| GIVEN TEXT |

(begin)

Converted the analyzer device to use ophyd-async.

src/haven/devices/analyzer.py

@@ -1,3 +1,4 @@
+import asyncio
 import logging
 
 from scipy import constants
@@ -7,14 +8,19 @@
 from ophyd import FormattedComponent as FCpt
 from ophyd import PseudoPositioner, PseudoSingle, Signal
 from ophyd.pseudopos import pseudo_position_argument, real_position_argument
+from ophyd_async.core import Device, soft_signal_rw, soft_signal_r_and_setter
 from scipy import constants
 
+from .motor import Motor
+from ..positioner import Positioner
+from .signal import derived_signal_r, derived_signal_rw
+
 log = logging.getLogger(__name__)
 
 um_per_mm = 1000
 
 
-h = constants.physical_constants['Planck constant in eV/Hz'][0]
+h = constants.physical_constants["Planck constant in eV/Hz"][0]
 c = constants.c
 
 
@@ -101,7 +107,7 @@ def bragg_to_energy(bragg: float, d: float) -> float:
     return energy
 
 
-class Analyzer(PseudoPositioner):
+class Analyzer(Device):
     """A pseudo positioner describing a rowland circle.
 
     Real Axes
@@ -123,64 +129,112 @@ class Analyzer(PseudoPositioner):
 
     def __init__(
         self,
-        x_motor_pv: str,
-        z_motor_pv: str,
-        *args,
-        **kwargs,
+        *,
+        x_motor_prefix: str,
+        z_motor_prefix: str,
+        name: str = "",
     ):
-        self.x_motor_pv = x_motor_pv
-        self.z_motor_pv = z_motor_pv
-        super().__init__(*args, **kwargs)
+        # Create the real motors
+        self.x = Motor(x_motor_prefix)
+        self.z = Motor(z_motor_prefix)
+        # Soft signals for keeping track of the fixed transform properties
+        self.d_spacing = soft_signal_rw(float, units="Å", precision=4)

(end)

| REQUIRED WORK |
**a.** In the analyzer code change, what class does the Analyzer class inherit from after the conversion?
**b.** Reproduce the rows below word for word, from the line with "y-tick-label: 0,5 [116, 183, 147, 210]" up to and including the line with "legend-label-func: sin [663, 92, 693, 119]".

| SUPPLIED INFORMATION |
(begin)

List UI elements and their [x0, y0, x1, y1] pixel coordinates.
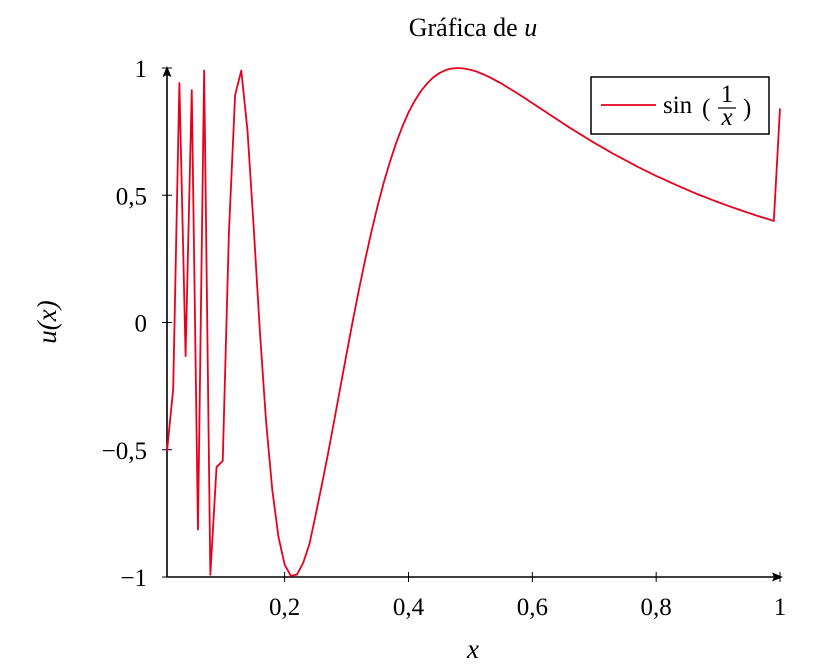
y-tick-label: 0,5 [116, 183, 147, 210]
x-axis-arrow [772, 572, 783, 582]
x-ticks: 0,2 0,4 0,6 0,8 1 [269, 572, 786, 621]
x-axis-label: x [466, 634, 479, 664]
x-tick-label: 0,2 [269, 594, 300, 621]
y-axis-label: u(x) [32, 300, 62, 343]
y-tick-label: 1 [135, 56, 148, 83]
y-axis-arrow [162, 66, 172, 77]
x-tick-label: 0,8 [641, 594, 672, 621]
legend: sin ( ) 1 x [590, 76, 770, 135]
legend-frac-num: 1 [721, 81, 734, 108]
legend-paren-open: ( [702, 95, 710, 122]
legend-label-func: sin [663, 92, 693, 119]
y-ticks: −1 −0,5 0 0,5 1 [102, 56, 172, 592]
y-tick-label: 0 [135, 311, 148, 338]
y-tick-label: −0,5 [102, 438, 147, 465]
series-line-sin-1-x [166, 67, 781, 577]
legend-paren-close: ) [743, 95, 751, 122]
x-tick-label: 1 [774, 594, 787, 621]
y-tick-label: −1 [120, 565, 147, 592]
legend-frac-den: x [720, 104, 732, 131]
x-tick-label: 0,6 [517, 594, 548, 621]
chart-title: Gráfica de u [409, 13, 537, 42]
x-tick-label: 0,4 [393, 594, 425, 621]
axes [162, 66, 783, 582]
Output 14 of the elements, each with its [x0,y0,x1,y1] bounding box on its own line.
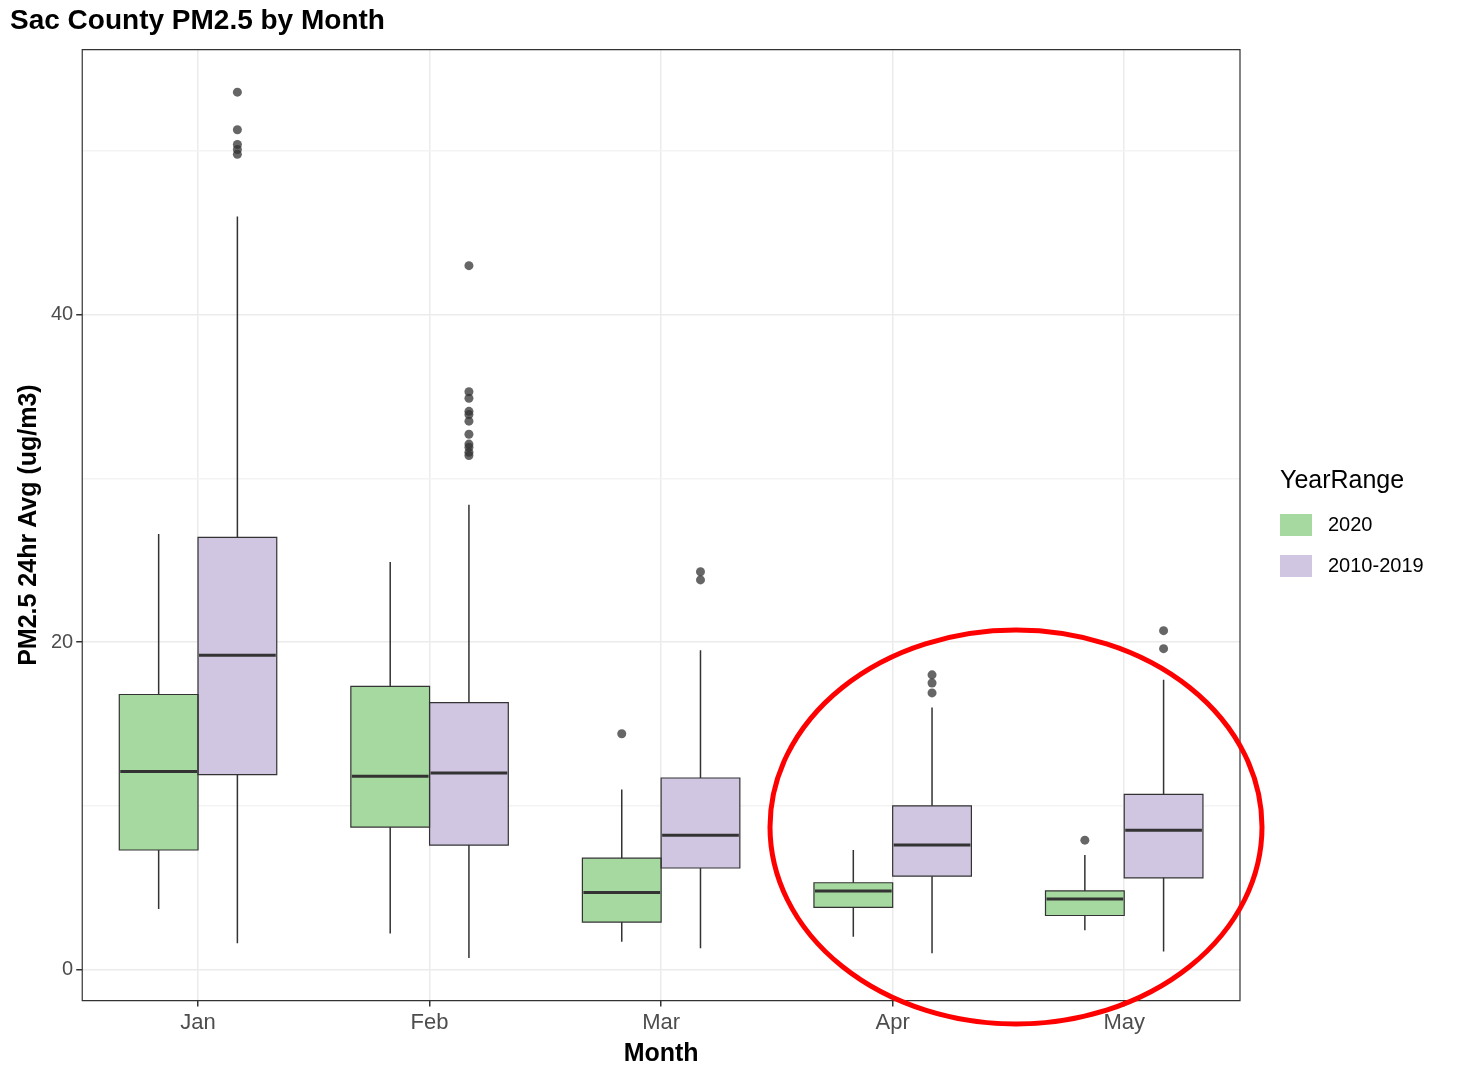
x-tick-label: Apr [875,1008,910,1034]
x-tick-label: Jan [180,1008,216,1034]
y-tick-label: 0 [62,957,74,980]
y-axis-title: PM2.5 24hr Avg (ug/m3) [12,384,41,666]
legend-label: 2020 [1328,513,1373,536]
legend-label: 2010-2019 [1328,554,1424,577]
x-axis-title: Month [623,1037,699,1066]
chart-title: Sac County PM2.5 by Month [10,3,385,35]
x-tick-label: May [1103,1008,1146,1034]
y-tick-label: 40 [51,302,74,325]
x-tick-label: Mar [642,1008,681,1034]
legend-title: YearRange [1280,465,1406,494]
y-tick-label: 20 [51,629,74,652]
x-tick-label: Feb [410,1008,449,1034]
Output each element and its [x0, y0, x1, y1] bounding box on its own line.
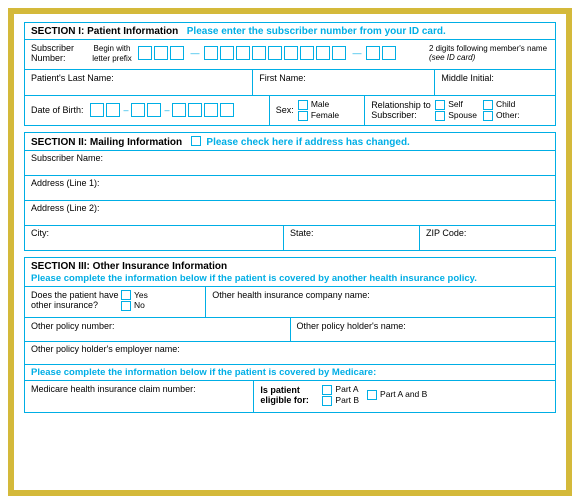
medicare-claim-label: Medicare health insurance claim number: — [31, 384, 196, 394]
yes-label: Yes — [134, 290, 148, 300]
other-label: Other: — [496, 110, 520, 120]
state-label: State: — [290, 228, 314, 238]
suffix-hint: (see ID card) — [429, 53, 549, 62]
form-page: SECTION I: Patient Information Please en… — [8, 8, 572, 496]
first-name-label: First Name: — [259, 73, 306, 83]
female-label: Female — [311, 110, 339, 120]
section1-note: Please enter the subscriber number from … — [187, 26, 446, 37]
eligible-label: Is patient eligible for: — [260, 385, 322, 405]
checkbox-child[interactable] — [483, 100, 493, 110]
part-ab-label: Part A and B — [380, 389, 427, 399]
checkbox-no[interactable] — [121, 301, 131, 311]
section3-title: SECTION III: Other Insurance Information — [31, 261, 227, 272]
subscriber-number-boxes[interactable]: — — — [138, 46, 427, 60]
other-policy-num-label: Other policy number: — [31, 321, 115, 331]
section2-title: SECTION II: Mailing Information — [31, 137, 182, 148]
checkbox-yes[interactable] — [121, 290, 131, 300]
section-mailing-info: SECTION II: Mailing Information Please c… — [24, 132, 556, 251]
spouse-label: Spouse — [448, 110, 477, 120]
male-label: Male — [311, 99, 329, 109]
zip-label: ZIP Code: — [426, 228, 466, 238]
prefix-label: Begin with letter prefix — [92, 44, 132, 63]
section3-note2: Please complete the information below if… — [31, 367, 376, 378]
checkbox-part-ab[interactable] — [367, 390, 377, 400]
checkbox-male[interactable] — [298, 100, 308, 110]
part-b-label: Part B — [335, 395, 359, 405]
sub-name-label: Subscriber Name: — [31, 153, 103, 163]
part-a-label: Part A — [335, 384, 358, 394]
no-label: No — [134, 300, 145, 310]
checkbox-part-a[interactable] — [322, 385, 332, 395]
checkbox-female[interactable] — [298, 111, 308, 121]
section-patient-info: SECTION I: Patient Information Please en… — [24, 22, 556, 126]
sex-label: Sex: — [276, 105, 294, 115]
checkbox-self[interactable] — [435, 100, 445, 110]
last-name-label: Patient's Last Name: — [31, 73, 114, 83]
checkbox-address-changed[interactable] — [191, 136, 201, 146]
other-company-label: Other health insurance company name: — [212, 290, 370, 300]
has-other-ins-label: Does the patient have other insurance? — [31, 290, 121, 310]
section-other-insurance: SECTION III: Other Insurance Information… — [24, 257, 556, 413]
subscriber-number-label: Subscriber Number: — [31, 43, 74, 63]
other-employer-label: Other policy holder's employer name: — [31, 344, 180, 354]
section1-title: SECTION I: Patient Information — [31, 26, 178, 37]
other-holder-name-label: Other policy holder's name: — [297, 321, 406, 331]
checkbox-part-b[interactable] — [322, 396, 332, 406]
dob-label: Date of Birth: — [31, 105, 84, 115]
rel-label: Relationship to Subscriber: — [371, 100, 431, 120]
suffix-label: 2 digits following member's name — [429, 44, 549, 53]
city-label: City: — [31, 228, 49, 238]
section2-note: Please check here if address has changed… — [191, 136, 410, 148]
self-label: Self — [448, 99, 463, 109]
checkbox-spouse[interactable] — [435, 111, 445, 121]
addr1-label: Address (Line 1): — [31, 178, 100, 188]
section3-note1: Please complete the information below if… — [31, 273, 477, 284]
checkbox-other[interactable] — [483, 111, 493, 121]
addr2-label: Address (Line 2): — [31, 203, 100, 213]
middle-label: Middle Initial: — [441, 73, 494, 83]
dob-boxes[interactable]: –– — [90, 103, 236, 117]
child-label: Child — [496, 99, 515, 109]
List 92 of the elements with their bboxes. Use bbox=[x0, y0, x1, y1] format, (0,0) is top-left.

(end)

| THE RESPONSES |
**a.** Device

**b.**
y-tick-label: 0,5 [116, 183, 147, 210]
x-axis-arrow [772, 572, 783, 582]
x-ticks: 0,2 0,4 0,6 0,8 1 [269, 572, 786, 621]
x-axis-label: x [466, 634, 479, 664]
x-tick-label: 0,2 [269, 594, 300, 621]
y-axis-label: u(x) [32, 300, 62, 343]
y-tick-label: 1 [135, 56, 148, 83]
y-axis-arrow [162, 66, 172, 77]
x-tick-label: 0,8 [641, 594, 672, 621]
legend: sin ( ) 1 x [590, 76, 770, 135]
legend-frac-num: 1 [721, 81, 734, 108]
legend-paren-open: ( [702, 95, 710, 122]
legend-label-func: sin [663, 92, 693, 119]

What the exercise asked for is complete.